__Teks Sumber__:
Menyiasati Angin Atlantik Utara (11)
A
A
A
Tiga hari sudah, nelayan di pelabuhan nelayan Essouira, Maroko tidak melaut karena angin Atlantik utara dengan skala 7 dari 10 atau 35 knot hingga 40 knot berembus dari arah timur laut. Lampu merah di tiang kantor syahbandar tanda sangat tidak diperkenankan untuk melaut. Hal yang sama berlaku juga bagi kapal Phoenicia of Southampton.
Kapal replika yang mengambil model dari bangkai kapal bangsa Phoenicia di laut Le Mersailie Francis atau June Verne 7, itu juga menanti lampu hijau dinyalakan oleh syahbandar. Sayangnya, hingga dini hari, 2 November 2019, hanya lampu kuning dinyalakan oleh syahbandar. Itu artinya kapal boleh saja berlayar tapi tanggung risiko sendiri.
Tapi sang kapten sekaligus pemilik serta penggagas Ekspedisi Phoenicia Before Columbus, Philip Beale memutuskan untuk melepas tali tambat untuk berlayar dengan tujuan pulau Tenerife, Kepulauan Canary usai makan siang.

__Baris Data__:
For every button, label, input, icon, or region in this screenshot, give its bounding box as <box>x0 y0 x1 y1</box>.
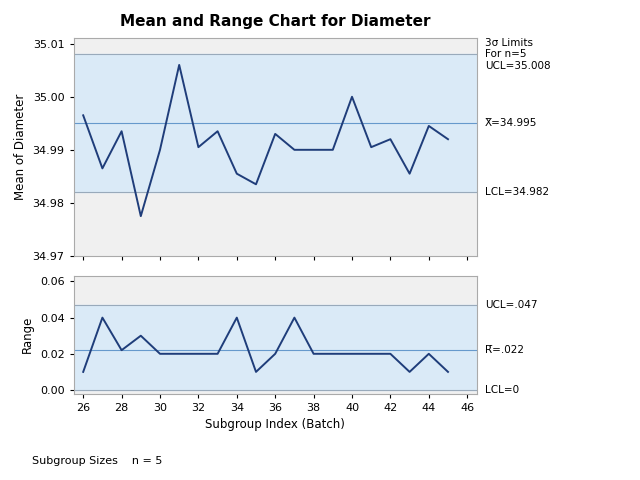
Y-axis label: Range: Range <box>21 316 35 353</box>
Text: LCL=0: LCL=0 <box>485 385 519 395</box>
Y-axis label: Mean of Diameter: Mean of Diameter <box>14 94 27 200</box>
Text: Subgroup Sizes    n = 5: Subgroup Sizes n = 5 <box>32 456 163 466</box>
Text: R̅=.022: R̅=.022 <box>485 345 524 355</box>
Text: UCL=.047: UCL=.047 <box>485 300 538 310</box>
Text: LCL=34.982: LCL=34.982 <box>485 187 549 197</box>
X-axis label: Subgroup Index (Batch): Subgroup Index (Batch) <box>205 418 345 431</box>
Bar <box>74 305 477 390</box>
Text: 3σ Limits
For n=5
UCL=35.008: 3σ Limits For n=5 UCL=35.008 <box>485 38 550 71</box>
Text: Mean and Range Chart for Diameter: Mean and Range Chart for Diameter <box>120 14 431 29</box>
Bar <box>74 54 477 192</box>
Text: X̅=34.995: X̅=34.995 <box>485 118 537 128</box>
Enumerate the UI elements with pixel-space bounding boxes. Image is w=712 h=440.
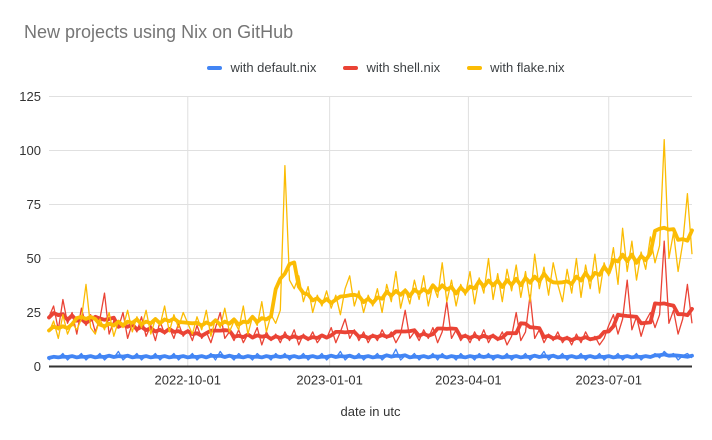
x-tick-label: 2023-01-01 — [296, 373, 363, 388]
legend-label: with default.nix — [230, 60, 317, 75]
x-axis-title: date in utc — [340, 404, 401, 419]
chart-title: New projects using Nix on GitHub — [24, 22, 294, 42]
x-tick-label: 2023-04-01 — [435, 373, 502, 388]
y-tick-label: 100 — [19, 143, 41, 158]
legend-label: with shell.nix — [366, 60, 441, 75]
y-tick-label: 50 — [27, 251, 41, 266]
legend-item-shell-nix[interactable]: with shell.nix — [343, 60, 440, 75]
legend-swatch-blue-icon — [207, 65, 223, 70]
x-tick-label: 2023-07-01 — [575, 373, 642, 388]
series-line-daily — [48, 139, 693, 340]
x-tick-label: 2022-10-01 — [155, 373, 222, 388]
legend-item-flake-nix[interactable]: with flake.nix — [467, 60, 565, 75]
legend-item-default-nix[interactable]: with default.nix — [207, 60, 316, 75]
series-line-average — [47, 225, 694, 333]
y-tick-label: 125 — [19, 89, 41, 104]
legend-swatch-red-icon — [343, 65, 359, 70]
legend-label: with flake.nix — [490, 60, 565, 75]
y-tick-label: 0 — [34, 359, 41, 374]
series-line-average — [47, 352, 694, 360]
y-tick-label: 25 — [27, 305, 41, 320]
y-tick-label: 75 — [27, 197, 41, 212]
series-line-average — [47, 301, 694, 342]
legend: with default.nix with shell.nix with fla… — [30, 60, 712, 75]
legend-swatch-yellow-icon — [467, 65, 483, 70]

__Instruksi__:
A - Tentukan apakah setiap pernyataan berikut sesuai dengan teks tentang Phoenicia of Southampton: (i) Nelayan di Essouira tidak melaut selama tiga hari. (ii) Pada dini hari 2 November 2019, syahbandar menyalakan lampu hijau. (iii) Philip Beale memutuskan berlayar menuju pulau Tenerife usai makan siang. Jawab ya atau tidak untuk masing-masing, lalu kutip kata-kata penentunya dari teks tanpa mengubahnya.
B - Tuliskan bagian berikutnya dari teks tentang Phoenicia of Southampton, dimulai setelah kalimat terakhirnya.
Catatan-catatan itu merupakan bahan yang terpisah dari teks tentang Phoenicia of Southampton.

__Hasil Tiap Tugas__:
A -
(i) Ya: "Tiga hari sudah, nelayan di pelabuhan nelayan Essouira, Maroko tidak melaut"
(ii) Tidak: "hanya lampu kuning dinyalakan oleh syahbandar"
(iii) Ya: "memutuskan untuk melepas tali tambat untuk berlayar dengan tujuan pulau Tenerife, Kepulauan Canary usai makan siang"

B -
Untuk diketahui, pulau berjarak 500 NM dari Essouira, Maroko itu sejatinya masuk wilayah hukum Spanyol. Bisa dikatakan Tenerife, Kepulauan Canary menjadi batu loncatan sebelum melintasi Samudera Atlantik Utara menuju kawasan Karibia sejauh 3.200 NM.
Untuk etape Essaouira-Tenerafe, Ray Karpan dan Ian Bond angkat ranselnya. Tapi ada tiga kru baru, yakni Habiba Machichi, wanita berusia 40 asal Tunisia ini merupakan perwakilan dari Club Didon. Sebuah organisasi dengan mengambil nama ratu Phoenicia pendiri Kota Chartage. Kedua, Maximilian Cattini berusia 23 tahun, yang baru saja meraih gelar Sarjana Zoologi dari Universitas London. Ketiga, David Blaise Hosking berusia 65 tahun.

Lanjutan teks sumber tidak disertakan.